— What the exercise asks —
All records must be quoted exactly. Omit the pictures.

•••

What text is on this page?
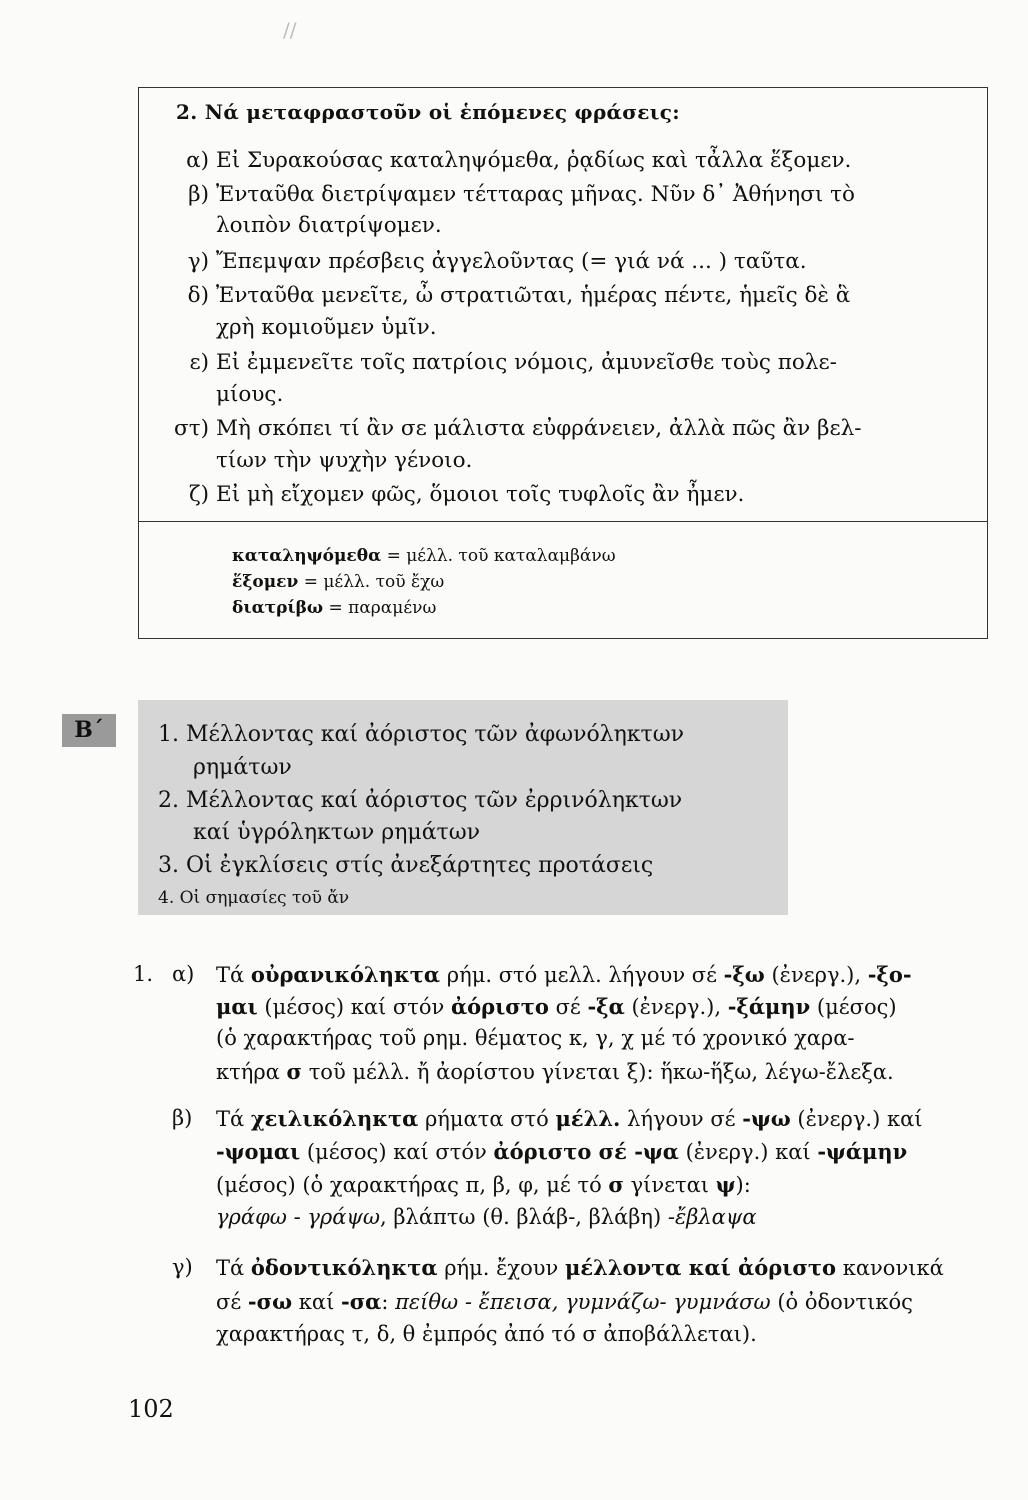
//
2. Νά μεταφραστοῦν οἱ ἑπόμενες φράσεις:
α) Εἰ Συρακούσας καταληψόμεθα, ῥᾳδίως καὶ τἆλλα ἕξομεν.
β) Ἐνταῦθα διετρίψαμεν τέτταρας μῆνας. Νῦν δ᾽ Ἀθήνησι τὸ
λοιπὸν διατρίψομεν.
γ) Ἔπεμψαν πρέσβεις ἀγγελοῦντας (= γιά νά ... ) ταῦτα.
δ) Ἐνταῦθα μενεῖτε, ὦ στρατιῶται, ἡμέρας πέντε, ἡμεῖς δὲ ἃ
χρὴ κομιοῦμεν ὑμῖν.
ε) Εἰ ἐμμενεῖτε τοῖς πατρίοις νόμοις, ἀμυνεῖσθε τοὺς πολε-
μίους.
στ) Μὴ σκόπει τί ἂν σε μάλιστα εὐφράνειεν, ἀλλὰ πῶς ἂν βελ-
τίων τὴν ψυχὴν γένοιο.
ζ) Εἰ μὴ εἴχομεν φῶς, ὅμοιοι τοῖς τυφλοῖς ἂν ἦμεν.
καταληψόμεθα = μέλλ. τοῦ καταλαμβάνω
ἕξομεν = μέλλ. τοῦ ἔχω
διατρίβω = παραμένω
Β΄	1. Μέλλοντας καί ἀόριστος τῶν ἀφωνόληκτων
ρημάτων
2. Μέλλοντας καί ἀόριστος τῶν ἐρρινόληκτων
καί ὑγρόληκτων ρημάτων
3. Οἱ ἐγκλίσεις στίς ἀνεξάρτητες προτάσεις
4. Οἱ σημασίες τοῦ ἄν
1. α) Τά οὐρανικόληκτα ρήμ. στό μελλ. λήγουν σέ -ξω (ἐνεργ.), -ξο-
μαι (μέσος) καί στόν ἀόριστο σέ -ξα (ἐνεργ.), -ξάμην (μέσος)
(ὁ χαρακτήρας τοῦ ρημ. θέματος κ, γ, χ μέ τό χρονικό χαρα-
κτήρα σ τοῦ μέλλ. ἤ ἀορίστου γίνεται ξ): ἥκω-ἥξω, λέγω-ἔλεξα.
β) Τά χειλικόληκτα ρήματα στό μέλλ. λήγουν σέ -ψω (ἐνεργ.) καί
-ψομαι (μέσος) καί στόν ἀόριστο σέ -ψα (ἐνεργ.) καί -ψάμην
(μέσος) (ὁ χαρακτήρας π, β, φ, μέ τό σ γίνεται ψ):
γράφω - γράψω, βλάπτω (θ. βλάβ-, βλάβη) -ἔβλαψα
γ) Τά ὀδοντικόληκτα ρήμ. ἔχουν μέλλοντα καί ἀόριστο κανονικά
σέ -σω καί -σα: πείθω - ἔπεισα, γυμνάζω- γυμνάσω (ὁ ὀδοντικός
χαρακτήρας τ, δ, θ ἐμπρός ἀπό τό σ ἀποβάλλεται).
102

•••

— Answer in full —
What text is on this page?
//
2. Νά μεταφραστοῦν οἱ ἑπόμενες φράσεις:
α) Εἰ Συρακούσας καταληψόμεθα, ῥᾳδίως καὶ τἆλλα ἕξομεν.
β) Ἐνταῦθα διετρίψαμεν τέτταρας μῆνας. Νῦν δ᾽ Ἀθήνησι τὸ
λοιπὸν διατρίψομεν.
γ) Ἔπεμψαν πρέσβεις ἀγγελοῦντας (= γιά νά ... ) ταῦτα.
δ) Ἐνταῦθα μενεῖτε, ὦ στρατιῶται, ἡμέρας πέντε, ἡμεῖς δὲ ἃ
χρὴ κομιοῦμεν ὑμῖν.
ε) Εἰ ἐμμενεῖτε τοῖς πατρίοις νόμοις, ἀμυνεῖσθε τοὺς πολε-
μίους.
στ) Μὴ σκόπει τί ἂν σε μάλιστα εὐφράνειεν, ἀλλὰ πῶς ἂν βελ-
τίων τὴν ψυχὴν γένοιο.
ζ) Εἰ μὴ εἴχομεν φῶς, ὅμοιοι τοῖς τυφλοῖς ἂν ἦμεν.
καταληψόμεθα = μέλλ. τοῦ καταλαμβάνω
ἕξομεν = μέλλ. τοῦ ἔχω
διατρίβω = παραμένω
Β΄	1. Μέλλοντας καί ἀόριστος τῶν ἀφωνόληκτων
ρημάτων
2. Μέλλοντας καί ἀόριστος τῶν ἐρρινόληκτων
καί ὑγρόληκτων ρημάτων
3. Οἱ ἐγκλίσεις στίς ἀνεξάρτητες προτάσεις
4. Οἱ σημασίες τοῦ ἄν
1. α) Τά οὐρανικόληκτα ρήμ. στό μελλ. λήγουν σέ -ξω (ἐνεργ.), -ξο-
μαι (μέσος) καί στόν ἀόριστο σέ -ξα (ἐνεργ.), -ξάμην (μέσος)
(ὁ χαρακτήρας τοῦ ρημ. θέματος κ, γ, χ μέ τό χρονικό χαρα-
κτήρα σ τοῦ μέλλ. ἤ ἀορίστου γίνεται ξ): ἥκω-ἥξω, λέγω-ἔλεξα.
β) Τά χειλικόληκτα ρήματα στό μέλλ. λήγουν σέ -ψω (ἐνεργ.) καί
-ψομαι (μέσος) καί στόν ἀόριστο σέ -ψα (ἐνεργ.) καί -ψάμην
(μέσος) (ὁ χαρακτήρας π, β, φ, μέ τό σ γίνεται ψ):
γράφω - γράψω, βλάπτω (θ. βλάβ-, βλάβη) -ἔβλαψα
γ) Τά ὀδοντικόληκτα ρήμ. ἔχουν μέλλοντα καί ἀόριστο κανονικά
σέ -σω καί -σα: πείθω - ἔπεισα, γυμνάζω- γυμνάσω (ὁ ὀδοντικός
χαρακτήρας τ, δ, θ ἐμπρός ἀπό τό σ ἀποβάλλεται).
102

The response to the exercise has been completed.